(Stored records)

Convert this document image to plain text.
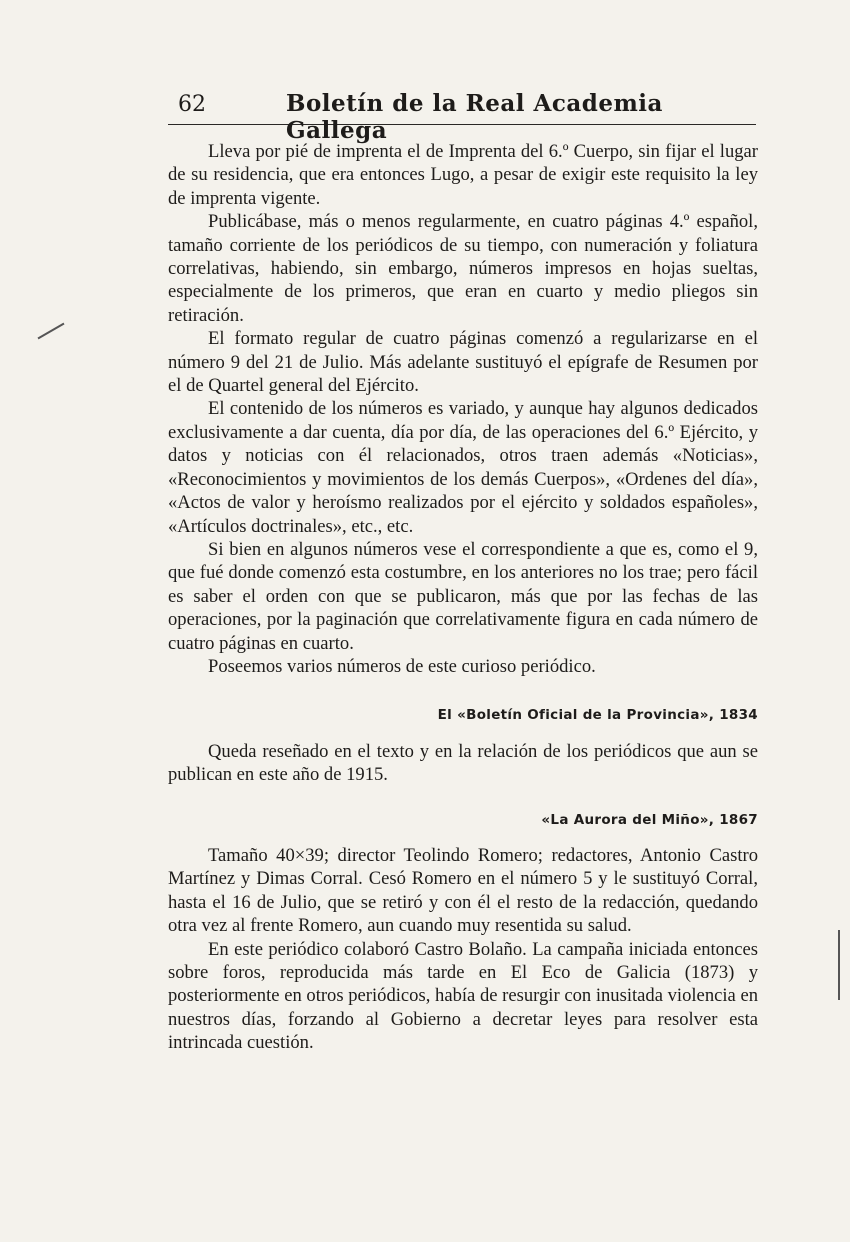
62	Boletín de la Real Academia Gallega

Lleva por pié de imprenta el de Imprenta del 6.º Cuerpo, sin fijar el lugar de su residencia, que era entonces Lugo, a pesar de exigir este requisito la ley de imprenta vigente.

Publicábase, más o menos regularmente, en cuatro páginas 4.º español, tamaño corriente de los periódicos de su tiempo, con numeración y foliatura correlativas, habiendo, sin embargo, números impresos en hojas sueltas, especialmente de los primeros, que eran en cuarto y medio pliegos sin retiración.

El formato regular de cuatro páginas comenzó a regularizarse en el número 9 del 21 de Julio. Más adelante sustituyó el epígrafe de Resumen por el de Quartel general del Ejército.

El contenido de los números es variado, y aunque hay algunos dedicados exclusivamente a dar cuenta, día por día, de las operaciones del 6.º Ejército, y datos y noticias con él relacionados, otros traen además «Noticias», «Reconocimientos y movimientos de los demás Cuerpos», «Ordenes del día», «Actos de valor y heroísmo realizados por el ejército y soldados españoles», «Artículos doctrinales», etc., etc.

Si bien en algunos números vese el correspondiente a que es, como el 9, que fué donde comenzó esta costumbre, en los anteriores no los trae; pero fácil es saber el orden con que se publicaron, más que por las fechas de las operaciones, por la paginación que correlativamente figura en cada número de cuatro páginas en cuarto.

Poseemos varios números de este curioso periódico.

El «Boletín Oficial de la Provincia», 1834

Queda reseñado en el texto y en la relación de los periódicos que aun se publican en este año de 1915.

«La Aurora del Miño», 1867

Tamaño 40×39; director Teolindo Romero; redactores, Antonio Castro Martínez y Dimas Corral. Cesó Romero en el número 5 y le sustituyó Corral, hasta el 16 de Julio, que se retiró y con él el resto de la redacción, quedando otra vez al frente Romero, aun cuando muy resentida su salud.

En este periódico colaboró Castro Bolaño. La campaña iniciada entonces sobre foros, reproducida más tarde en El Eco de Galicia (1873) y posteriormente en otros periódicos, había de resurgir con inusitada violencia en nuestros días, forzando al Gobierno a decretar leyes para resolver esta intrincada cuestión.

WHAT THE EXERCISE ASKS: Repeat each record exactly as shown above, dropping all images.

THE RESPONSE:
Convert this document image to plain text.
62	Boletín de la Real Academia Gallega

Lleva por pié de imprenta el de Imprenta del 6.º Cuerpo, sin fijar el lugar de su residencia, que era entonces Lugo, a pesar de exigir este requisito la ley de imprenta vigente.

Publicábase, más o menos regularmente, en cuatro páginas 4.º español, tamaño corriente de los periódicos de su tiempo, con numeración y foliatura correlativas, habiendo, sin embargo, números impresos en hojas sueltas, especialmente de los primeros, que eran en cuarto y medio pliegos sin retiración.

El formato regular de cuatro páginas comenzó a regularizarse en el número 9 del 21 de Julio. Más adelante sustituyó el epígrafe de Resumen por el de Quartel general del Ejército.

El contenido de los números es variado, y aunque hay algunos dedicados exclusivamente a dar cuenta, día por día, de las operaciones del 6.º Ejército, y datos y noticias con él relacionados, otros traen además «Noticias», «Reconocimientos y movimientos de los demás Cuerpos», «Ordenes del día», «Actos de valor y heroísmo realizados por el ejército y soldados españoles», «Artículos doctrinales», etc., etc.

Si bien en algunos números vese el correspondiente a que es, como el 9, que fué donde comenzó esta costumbre, en los anteriores no los trae; pero fácil es saber el orden con que se publicaron, más que por las fechas de las operaciones, por la paginación que correlativamente figura en cada número de cuatro páginas en cuarto.

Poseemos varios números de este curioso periódico.

El «Boletín Oficial de la Provincia», 1834

Queda reseñado en el texto y en la relación de los periódicos que aun se publican en este año de 1915.

«La Aurora del Miño», 1867

Tamaño 40×39; director Teolindo Romero; redactores, Antonio Castro Martínez y Dimas Corral. Cesó Romero en el número 5 y le sustituyó Corral, hasta el 16 de Julio, que se retiró y con él el resto de la redacción, quedando otra vez al frente Romero, aun cuando muy resentida su salud.

En este periódico colaboró Castro Bolaño. La campaña iniciada entonces sobre foros, reproducida más tarde en El Eco de Galicia (1873) y posteriormente en otros periódicos, había de resurgir con inusitada violencia en nuestros días, forzando al Gobierno a decretar leyes para resolver esta intrincada cuestión.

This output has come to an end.